PROBLEM REQUIREMENTS: Find the lines with the string "Name" and return them.

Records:
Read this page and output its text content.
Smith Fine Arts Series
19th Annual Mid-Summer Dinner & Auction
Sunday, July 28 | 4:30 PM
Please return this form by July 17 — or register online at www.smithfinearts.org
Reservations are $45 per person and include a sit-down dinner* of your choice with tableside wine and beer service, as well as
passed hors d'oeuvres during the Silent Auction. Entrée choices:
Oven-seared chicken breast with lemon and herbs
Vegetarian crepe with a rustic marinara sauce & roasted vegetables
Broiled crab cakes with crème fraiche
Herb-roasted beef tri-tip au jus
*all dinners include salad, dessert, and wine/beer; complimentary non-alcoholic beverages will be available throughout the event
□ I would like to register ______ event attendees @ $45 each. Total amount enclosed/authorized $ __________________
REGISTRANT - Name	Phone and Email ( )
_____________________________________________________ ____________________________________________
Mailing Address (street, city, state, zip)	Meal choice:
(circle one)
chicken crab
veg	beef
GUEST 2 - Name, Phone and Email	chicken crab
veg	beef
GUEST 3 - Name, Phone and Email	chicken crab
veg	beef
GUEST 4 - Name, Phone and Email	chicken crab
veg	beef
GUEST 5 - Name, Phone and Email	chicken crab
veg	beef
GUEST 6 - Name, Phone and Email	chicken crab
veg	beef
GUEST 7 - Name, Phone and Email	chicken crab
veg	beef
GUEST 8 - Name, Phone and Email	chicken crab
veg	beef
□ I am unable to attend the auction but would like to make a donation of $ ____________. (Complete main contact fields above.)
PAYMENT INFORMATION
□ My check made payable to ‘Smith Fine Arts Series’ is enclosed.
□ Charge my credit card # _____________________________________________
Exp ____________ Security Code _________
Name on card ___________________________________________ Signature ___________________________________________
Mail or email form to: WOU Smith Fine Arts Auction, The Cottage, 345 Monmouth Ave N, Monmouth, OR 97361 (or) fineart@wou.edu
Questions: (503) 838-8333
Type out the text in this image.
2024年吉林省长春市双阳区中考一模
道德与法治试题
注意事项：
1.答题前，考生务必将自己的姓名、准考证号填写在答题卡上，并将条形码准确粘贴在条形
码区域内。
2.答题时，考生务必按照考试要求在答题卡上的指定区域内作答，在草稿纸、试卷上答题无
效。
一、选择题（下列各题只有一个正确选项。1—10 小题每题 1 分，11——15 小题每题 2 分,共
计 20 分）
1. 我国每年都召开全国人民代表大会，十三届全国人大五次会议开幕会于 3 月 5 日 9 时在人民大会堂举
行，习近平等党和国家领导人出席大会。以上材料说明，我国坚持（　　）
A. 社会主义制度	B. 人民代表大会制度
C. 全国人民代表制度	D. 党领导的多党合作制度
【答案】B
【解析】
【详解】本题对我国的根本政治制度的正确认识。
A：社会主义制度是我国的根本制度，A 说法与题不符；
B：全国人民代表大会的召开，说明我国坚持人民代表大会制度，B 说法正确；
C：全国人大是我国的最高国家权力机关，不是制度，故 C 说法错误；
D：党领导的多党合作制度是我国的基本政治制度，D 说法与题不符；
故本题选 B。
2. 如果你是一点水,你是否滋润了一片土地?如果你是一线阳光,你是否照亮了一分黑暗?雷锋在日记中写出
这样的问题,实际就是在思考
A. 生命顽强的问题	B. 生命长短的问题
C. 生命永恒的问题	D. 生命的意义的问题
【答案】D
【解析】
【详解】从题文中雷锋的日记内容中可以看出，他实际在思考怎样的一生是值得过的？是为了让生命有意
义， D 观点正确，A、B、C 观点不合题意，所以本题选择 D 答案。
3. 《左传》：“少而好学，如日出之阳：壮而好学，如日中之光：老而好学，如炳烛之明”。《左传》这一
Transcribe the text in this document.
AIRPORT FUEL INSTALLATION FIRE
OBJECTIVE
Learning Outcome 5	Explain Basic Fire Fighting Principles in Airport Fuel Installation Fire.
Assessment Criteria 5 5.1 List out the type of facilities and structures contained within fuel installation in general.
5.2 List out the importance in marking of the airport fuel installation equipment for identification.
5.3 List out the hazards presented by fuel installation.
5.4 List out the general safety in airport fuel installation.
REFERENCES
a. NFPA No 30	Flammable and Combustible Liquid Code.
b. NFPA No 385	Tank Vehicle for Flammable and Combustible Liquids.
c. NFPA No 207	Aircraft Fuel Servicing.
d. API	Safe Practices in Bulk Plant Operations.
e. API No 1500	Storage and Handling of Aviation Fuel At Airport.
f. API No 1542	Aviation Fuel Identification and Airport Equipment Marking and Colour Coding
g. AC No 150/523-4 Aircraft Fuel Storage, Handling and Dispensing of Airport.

WRITTEN RESPONSE:
REGISTRANT - Name	Phone and Email ( )
GUEST 2 - Name, Phone and Email	chicken crab
GUEST 3 - Name, Phone and Email	chicken crab
GUEST 4 - Name, Phone and Email	chicken crab
GUEST 5 - Name, Phone and Email	chicken crab
GUEST 6 - Name, Phone and Email	chicken crab
GUEST 7 - Name, Phone and Email	chicken crab
GUEST 8 - Name, Phone and Email	chicken crab
Name on card ___________________________________________ Signature ___________________________________________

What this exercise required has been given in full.